** START **

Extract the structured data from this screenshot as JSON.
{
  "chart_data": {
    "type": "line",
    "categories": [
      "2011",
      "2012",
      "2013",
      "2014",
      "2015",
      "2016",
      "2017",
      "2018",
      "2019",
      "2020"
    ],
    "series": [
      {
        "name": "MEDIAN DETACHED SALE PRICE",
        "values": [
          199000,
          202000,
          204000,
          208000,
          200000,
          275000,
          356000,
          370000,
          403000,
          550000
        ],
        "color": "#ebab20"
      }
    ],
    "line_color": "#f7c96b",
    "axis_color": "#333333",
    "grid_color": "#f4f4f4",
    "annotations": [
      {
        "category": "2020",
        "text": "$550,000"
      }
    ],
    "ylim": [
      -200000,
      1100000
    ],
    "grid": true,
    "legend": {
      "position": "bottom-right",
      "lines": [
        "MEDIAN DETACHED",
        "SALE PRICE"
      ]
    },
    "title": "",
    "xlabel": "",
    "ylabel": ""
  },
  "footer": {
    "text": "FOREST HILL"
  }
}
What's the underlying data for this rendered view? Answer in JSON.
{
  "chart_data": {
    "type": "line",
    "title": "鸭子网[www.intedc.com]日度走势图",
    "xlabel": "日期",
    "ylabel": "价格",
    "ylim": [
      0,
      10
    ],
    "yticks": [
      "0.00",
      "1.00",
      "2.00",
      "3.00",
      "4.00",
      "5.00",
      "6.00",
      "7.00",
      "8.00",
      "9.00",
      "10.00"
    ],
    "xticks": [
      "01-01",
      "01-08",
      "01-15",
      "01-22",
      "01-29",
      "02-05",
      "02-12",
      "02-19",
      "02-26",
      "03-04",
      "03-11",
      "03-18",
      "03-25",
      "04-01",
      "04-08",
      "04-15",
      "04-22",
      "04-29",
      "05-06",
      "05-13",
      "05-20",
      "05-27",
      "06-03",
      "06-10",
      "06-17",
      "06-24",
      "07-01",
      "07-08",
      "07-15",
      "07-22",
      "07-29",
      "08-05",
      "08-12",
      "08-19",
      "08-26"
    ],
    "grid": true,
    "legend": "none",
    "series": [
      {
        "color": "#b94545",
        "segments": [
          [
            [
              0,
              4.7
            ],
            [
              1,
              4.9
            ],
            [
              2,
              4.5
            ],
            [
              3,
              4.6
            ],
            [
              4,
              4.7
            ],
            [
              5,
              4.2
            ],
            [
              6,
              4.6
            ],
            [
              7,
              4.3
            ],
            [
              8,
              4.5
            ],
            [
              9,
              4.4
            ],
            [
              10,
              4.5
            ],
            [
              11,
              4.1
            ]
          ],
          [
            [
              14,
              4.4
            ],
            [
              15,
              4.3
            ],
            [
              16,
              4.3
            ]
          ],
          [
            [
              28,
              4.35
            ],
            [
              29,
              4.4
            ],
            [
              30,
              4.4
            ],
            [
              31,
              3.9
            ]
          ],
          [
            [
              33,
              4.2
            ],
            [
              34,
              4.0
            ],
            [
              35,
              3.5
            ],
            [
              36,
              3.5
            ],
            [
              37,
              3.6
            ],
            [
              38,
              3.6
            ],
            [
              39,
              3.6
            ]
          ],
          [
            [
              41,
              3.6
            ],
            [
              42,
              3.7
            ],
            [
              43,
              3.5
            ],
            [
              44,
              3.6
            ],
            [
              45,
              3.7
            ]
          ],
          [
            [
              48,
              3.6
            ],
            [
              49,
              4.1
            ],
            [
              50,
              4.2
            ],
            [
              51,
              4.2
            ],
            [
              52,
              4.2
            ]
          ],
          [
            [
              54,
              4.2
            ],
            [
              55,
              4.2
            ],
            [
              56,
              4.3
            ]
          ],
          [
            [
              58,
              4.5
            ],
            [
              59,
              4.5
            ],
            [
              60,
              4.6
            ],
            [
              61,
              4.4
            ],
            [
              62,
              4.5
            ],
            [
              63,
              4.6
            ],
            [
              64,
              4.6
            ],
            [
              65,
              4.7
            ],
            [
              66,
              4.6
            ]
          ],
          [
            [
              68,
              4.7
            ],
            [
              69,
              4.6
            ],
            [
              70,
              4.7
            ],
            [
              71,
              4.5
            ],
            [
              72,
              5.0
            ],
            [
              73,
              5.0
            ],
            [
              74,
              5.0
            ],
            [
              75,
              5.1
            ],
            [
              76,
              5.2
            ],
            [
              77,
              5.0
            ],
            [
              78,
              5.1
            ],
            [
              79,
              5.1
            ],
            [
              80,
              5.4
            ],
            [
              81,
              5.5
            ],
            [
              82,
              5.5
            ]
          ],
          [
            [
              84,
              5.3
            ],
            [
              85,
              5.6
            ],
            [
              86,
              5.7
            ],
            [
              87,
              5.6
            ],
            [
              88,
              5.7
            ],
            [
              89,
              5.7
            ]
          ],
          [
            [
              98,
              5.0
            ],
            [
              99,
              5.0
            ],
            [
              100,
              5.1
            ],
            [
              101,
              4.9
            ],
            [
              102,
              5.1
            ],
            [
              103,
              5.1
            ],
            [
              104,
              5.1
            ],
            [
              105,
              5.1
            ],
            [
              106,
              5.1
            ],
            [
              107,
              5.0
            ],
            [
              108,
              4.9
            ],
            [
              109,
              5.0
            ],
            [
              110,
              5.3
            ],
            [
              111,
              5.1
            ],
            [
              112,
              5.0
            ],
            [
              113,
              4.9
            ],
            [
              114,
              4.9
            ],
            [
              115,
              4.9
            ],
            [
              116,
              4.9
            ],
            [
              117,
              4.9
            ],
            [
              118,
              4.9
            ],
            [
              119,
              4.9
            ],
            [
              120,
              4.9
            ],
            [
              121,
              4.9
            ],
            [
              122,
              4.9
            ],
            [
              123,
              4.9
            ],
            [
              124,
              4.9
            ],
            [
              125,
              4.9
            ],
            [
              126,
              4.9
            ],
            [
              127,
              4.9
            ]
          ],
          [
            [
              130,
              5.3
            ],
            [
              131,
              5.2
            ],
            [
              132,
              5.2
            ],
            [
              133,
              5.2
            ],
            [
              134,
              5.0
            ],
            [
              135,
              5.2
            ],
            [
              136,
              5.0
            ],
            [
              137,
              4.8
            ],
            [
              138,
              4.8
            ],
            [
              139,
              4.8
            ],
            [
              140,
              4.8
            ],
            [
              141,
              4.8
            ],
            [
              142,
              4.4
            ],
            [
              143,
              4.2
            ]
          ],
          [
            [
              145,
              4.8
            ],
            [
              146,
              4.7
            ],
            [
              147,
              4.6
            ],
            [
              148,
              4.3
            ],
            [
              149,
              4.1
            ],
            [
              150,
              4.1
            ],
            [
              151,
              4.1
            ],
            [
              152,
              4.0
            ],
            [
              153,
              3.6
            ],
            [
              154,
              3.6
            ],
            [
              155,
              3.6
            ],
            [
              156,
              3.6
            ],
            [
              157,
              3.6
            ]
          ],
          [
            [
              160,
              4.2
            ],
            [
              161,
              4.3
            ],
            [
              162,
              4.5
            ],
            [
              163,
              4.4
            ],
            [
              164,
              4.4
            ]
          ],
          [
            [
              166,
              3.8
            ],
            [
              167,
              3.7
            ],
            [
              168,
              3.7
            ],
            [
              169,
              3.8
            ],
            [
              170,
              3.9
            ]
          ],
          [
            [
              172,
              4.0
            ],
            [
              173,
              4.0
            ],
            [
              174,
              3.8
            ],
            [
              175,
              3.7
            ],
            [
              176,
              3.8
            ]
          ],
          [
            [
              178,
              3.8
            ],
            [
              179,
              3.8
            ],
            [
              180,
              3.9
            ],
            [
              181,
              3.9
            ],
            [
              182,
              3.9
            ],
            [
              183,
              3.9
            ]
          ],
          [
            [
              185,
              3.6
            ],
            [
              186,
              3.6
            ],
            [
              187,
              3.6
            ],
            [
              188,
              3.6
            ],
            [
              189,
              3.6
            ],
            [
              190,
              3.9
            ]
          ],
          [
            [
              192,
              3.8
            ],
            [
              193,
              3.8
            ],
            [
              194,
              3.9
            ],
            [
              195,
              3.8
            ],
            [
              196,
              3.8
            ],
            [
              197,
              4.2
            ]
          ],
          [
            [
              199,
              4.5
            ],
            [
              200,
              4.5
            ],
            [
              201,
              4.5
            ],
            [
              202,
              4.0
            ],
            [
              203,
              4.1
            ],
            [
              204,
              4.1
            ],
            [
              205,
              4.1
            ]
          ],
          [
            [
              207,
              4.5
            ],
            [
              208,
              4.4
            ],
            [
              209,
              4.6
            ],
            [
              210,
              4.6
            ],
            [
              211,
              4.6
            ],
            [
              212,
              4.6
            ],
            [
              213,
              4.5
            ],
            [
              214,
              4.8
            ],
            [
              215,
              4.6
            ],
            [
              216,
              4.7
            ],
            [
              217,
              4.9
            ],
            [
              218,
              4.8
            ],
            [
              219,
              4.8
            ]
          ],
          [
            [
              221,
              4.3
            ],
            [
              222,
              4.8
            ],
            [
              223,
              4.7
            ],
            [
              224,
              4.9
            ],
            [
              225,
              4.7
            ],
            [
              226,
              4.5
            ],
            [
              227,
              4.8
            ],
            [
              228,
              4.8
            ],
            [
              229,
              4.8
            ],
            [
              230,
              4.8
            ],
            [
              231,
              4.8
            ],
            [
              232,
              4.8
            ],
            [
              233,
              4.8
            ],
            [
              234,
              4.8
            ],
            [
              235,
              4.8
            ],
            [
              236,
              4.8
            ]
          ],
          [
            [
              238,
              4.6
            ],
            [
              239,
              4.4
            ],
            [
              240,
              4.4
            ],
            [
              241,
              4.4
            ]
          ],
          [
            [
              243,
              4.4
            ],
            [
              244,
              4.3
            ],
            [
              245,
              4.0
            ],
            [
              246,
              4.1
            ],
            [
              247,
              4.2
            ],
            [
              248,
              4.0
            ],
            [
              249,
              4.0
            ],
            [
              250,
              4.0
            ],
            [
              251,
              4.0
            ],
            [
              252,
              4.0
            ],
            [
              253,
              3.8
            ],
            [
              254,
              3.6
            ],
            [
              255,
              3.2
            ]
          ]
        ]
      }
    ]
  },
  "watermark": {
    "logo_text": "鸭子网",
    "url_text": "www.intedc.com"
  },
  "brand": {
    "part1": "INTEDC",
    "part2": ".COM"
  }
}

** END **

◆ **What to work on**
State how many lines of the records above contain the word "MEDIAN", and give only that number.

◆ **Full output**
2